Provided information:
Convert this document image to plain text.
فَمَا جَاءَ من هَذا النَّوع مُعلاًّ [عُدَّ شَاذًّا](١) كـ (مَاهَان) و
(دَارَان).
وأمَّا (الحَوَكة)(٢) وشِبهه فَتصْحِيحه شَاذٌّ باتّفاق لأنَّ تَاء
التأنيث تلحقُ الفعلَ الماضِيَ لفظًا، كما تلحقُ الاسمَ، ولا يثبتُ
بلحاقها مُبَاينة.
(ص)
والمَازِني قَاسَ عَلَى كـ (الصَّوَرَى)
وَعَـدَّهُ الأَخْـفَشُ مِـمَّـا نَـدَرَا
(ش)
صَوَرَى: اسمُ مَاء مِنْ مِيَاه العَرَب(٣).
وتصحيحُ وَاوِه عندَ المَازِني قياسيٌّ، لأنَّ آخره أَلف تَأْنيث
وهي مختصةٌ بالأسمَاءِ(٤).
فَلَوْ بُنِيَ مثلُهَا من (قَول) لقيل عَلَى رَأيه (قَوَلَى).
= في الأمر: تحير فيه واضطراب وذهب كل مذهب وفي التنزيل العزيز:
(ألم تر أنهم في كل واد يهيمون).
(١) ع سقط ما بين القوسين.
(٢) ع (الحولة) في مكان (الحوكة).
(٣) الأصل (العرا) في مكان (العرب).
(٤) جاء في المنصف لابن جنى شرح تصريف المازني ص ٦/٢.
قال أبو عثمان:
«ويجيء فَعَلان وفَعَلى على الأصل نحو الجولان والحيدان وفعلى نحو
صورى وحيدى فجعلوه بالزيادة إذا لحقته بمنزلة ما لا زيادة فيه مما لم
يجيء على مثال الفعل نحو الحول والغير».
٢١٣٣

Your goal: Each line of the material that holds the string "الأصل" counts once; give the total alone.

Full response: 2